# Supplied data
◆ ◆ ◆

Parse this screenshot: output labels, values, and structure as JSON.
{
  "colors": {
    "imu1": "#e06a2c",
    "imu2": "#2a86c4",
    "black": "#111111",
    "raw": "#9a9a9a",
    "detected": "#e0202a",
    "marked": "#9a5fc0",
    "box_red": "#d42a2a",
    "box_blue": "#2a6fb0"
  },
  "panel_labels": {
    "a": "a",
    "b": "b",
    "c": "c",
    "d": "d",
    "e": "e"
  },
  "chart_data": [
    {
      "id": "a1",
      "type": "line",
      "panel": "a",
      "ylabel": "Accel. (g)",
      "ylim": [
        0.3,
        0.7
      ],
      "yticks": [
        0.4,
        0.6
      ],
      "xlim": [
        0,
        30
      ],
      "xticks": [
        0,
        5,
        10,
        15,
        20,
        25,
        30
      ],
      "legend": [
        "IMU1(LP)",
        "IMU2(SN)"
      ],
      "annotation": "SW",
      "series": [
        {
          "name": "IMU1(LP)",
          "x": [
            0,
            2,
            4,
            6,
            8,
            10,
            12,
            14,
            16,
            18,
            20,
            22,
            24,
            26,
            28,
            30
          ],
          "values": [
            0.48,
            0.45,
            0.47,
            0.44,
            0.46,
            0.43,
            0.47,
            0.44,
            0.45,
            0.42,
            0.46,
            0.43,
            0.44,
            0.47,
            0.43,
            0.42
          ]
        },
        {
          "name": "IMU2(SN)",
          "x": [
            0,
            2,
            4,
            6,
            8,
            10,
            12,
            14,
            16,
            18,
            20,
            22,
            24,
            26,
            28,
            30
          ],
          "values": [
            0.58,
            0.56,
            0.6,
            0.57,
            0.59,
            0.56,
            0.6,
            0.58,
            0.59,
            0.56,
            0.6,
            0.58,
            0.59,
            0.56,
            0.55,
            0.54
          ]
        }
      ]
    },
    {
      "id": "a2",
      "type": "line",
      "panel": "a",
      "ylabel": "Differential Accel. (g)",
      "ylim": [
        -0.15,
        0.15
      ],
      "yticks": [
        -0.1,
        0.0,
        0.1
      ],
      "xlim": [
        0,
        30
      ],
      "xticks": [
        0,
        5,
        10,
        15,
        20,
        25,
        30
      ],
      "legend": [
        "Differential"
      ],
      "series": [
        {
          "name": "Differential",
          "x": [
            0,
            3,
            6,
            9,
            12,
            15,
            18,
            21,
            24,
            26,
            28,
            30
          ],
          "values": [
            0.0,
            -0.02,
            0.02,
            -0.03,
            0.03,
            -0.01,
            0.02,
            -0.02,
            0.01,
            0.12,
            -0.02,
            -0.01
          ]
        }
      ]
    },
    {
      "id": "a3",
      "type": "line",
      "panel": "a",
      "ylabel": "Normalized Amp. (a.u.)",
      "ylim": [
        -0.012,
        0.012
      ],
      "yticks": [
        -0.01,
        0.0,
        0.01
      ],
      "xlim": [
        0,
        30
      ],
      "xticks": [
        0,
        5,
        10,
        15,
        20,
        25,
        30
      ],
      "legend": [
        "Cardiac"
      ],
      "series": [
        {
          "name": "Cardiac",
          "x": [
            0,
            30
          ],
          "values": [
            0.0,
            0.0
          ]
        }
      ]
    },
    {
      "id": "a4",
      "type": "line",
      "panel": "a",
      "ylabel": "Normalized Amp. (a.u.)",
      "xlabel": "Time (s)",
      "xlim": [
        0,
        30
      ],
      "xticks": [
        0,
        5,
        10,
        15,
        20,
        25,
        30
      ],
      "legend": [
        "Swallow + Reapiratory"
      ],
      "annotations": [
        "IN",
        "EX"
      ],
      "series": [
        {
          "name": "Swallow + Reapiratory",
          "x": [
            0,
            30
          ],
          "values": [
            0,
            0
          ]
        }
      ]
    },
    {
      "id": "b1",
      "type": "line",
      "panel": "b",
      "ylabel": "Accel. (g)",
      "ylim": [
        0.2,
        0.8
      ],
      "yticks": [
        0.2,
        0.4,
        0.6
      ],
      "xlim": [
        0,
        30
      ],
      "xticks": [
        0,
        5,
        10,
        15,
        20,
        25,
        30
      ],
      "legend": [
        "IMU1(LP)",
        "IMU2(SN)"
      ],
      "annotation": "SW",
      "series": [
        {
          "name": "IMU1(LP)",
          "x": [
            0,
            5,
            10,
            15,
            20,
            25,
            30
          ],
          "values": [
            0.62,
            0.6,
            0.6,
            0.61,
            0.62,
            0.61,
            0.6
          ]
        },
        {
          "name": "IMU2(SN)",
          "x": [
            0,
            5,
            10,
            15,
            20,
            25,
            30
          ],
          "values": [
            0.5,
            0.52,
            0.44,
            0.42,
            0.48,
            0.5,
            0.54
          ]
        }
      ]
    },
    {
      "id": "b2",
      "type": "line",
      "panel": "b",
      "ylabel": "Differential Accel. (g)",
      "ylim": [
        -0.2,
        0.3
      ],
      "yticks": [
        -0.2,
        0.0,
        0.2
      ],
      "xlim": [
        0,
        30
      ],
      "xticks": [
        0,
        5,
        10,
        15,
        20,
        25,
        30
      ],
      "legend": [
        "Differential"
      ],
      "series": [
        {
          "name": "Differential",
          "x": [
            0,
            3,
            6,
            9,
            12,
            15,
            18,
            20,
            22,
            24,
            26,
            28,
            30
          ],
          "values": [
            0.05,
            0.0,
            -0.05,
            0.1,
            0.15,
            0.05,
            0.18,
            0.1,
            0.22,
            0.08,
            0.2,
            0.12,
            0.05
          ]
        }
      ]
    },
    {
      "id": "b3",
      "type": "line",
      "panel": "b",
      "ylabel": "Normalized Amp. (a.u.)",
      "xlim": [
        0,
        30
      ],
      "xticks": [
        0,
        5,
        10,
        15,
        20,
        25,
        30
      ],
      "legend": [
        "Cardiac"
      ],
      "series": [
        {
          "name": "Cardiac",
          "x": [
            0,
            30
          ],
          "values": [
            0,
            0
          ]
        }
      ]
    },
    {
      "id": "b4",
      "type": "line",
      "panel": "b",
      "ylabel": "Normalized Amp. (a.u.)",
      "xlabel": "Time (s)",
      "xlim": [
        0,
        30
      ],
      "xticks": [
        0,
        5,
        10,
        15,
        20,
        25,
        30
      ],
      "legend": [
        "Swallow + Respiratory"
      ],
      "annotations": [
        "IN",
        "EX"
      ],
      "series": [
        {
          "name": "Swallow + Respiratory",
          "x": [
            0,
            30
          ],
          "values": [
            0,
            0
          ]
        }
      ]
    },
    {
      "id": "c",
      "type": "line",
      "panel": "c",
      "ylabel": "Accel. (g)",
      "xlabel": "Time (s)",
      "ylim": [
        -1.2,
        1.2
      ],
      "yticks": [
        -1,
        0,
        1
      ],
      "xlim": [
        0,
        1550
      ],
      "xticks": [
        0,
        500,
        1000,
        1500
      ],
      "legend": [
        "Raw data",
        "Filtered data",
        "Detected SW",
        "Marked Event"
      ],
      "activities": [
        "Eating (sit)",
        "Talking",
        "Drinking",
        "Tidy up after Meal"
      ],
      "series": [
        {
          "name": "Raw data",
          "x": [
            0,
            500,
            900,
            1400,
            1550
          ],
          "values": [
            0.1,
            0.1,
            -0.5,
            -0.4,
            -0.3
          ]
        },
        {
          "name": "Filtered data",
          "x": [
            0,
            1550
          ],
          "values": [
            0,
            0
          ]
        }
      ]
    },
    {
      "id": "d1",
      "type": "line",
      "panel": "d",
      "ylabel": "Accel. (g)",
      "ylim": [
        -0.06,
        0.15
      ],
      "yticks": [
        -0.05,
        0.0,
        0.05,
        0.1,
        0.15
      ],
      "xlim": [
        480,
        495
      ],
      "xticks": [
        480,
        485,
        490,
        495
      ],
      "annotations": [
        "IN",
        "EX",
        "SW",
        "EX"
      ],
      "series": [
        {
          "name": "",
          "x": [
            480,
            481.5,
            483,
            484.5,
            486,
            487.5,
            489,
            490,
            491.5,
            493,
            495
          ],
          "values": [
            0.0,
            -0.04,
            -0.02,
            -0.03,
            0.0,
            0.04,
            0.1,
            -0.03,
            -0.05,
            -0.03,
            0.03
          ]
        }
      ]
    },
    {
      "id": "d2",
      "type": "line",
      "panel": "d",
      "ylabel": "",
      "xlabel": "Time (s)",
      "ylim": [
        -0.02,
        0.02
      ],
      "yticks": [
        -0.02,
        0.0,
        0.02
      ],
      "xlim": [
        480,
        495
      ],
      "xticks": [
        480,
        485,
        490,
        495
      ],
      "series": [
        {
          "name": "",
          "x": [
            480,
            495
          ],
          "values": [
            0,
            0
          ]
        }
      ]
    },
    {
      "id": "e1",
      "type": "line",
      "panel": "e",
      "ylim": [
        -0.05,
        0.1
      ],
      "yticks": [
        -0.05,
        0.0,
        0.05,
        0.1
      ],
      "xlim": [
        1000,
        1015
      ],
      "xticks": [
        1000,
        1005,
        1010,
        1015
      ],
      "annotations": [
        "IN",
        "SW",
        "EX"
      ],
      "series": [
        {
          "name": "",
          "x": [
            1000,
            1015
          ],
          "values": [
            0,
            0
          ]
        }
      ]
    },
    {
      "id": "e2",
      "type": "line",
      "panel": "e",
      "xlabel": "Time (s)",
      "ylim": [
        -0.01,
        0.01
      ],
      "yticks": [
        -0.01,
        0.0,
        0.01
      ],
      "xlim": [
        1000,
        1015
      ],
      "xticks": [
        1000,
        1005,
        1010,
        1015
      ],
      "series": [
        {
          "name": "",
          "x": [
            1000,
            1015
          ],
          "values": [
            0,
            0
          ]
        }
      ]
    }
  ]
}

◆ ◆ ◆

# Job
All lines above with "Respiratory" in them should be returned.

# Solution for this task
        "Swallow + Respiratory"
          "name": "Swallow + Respiratory",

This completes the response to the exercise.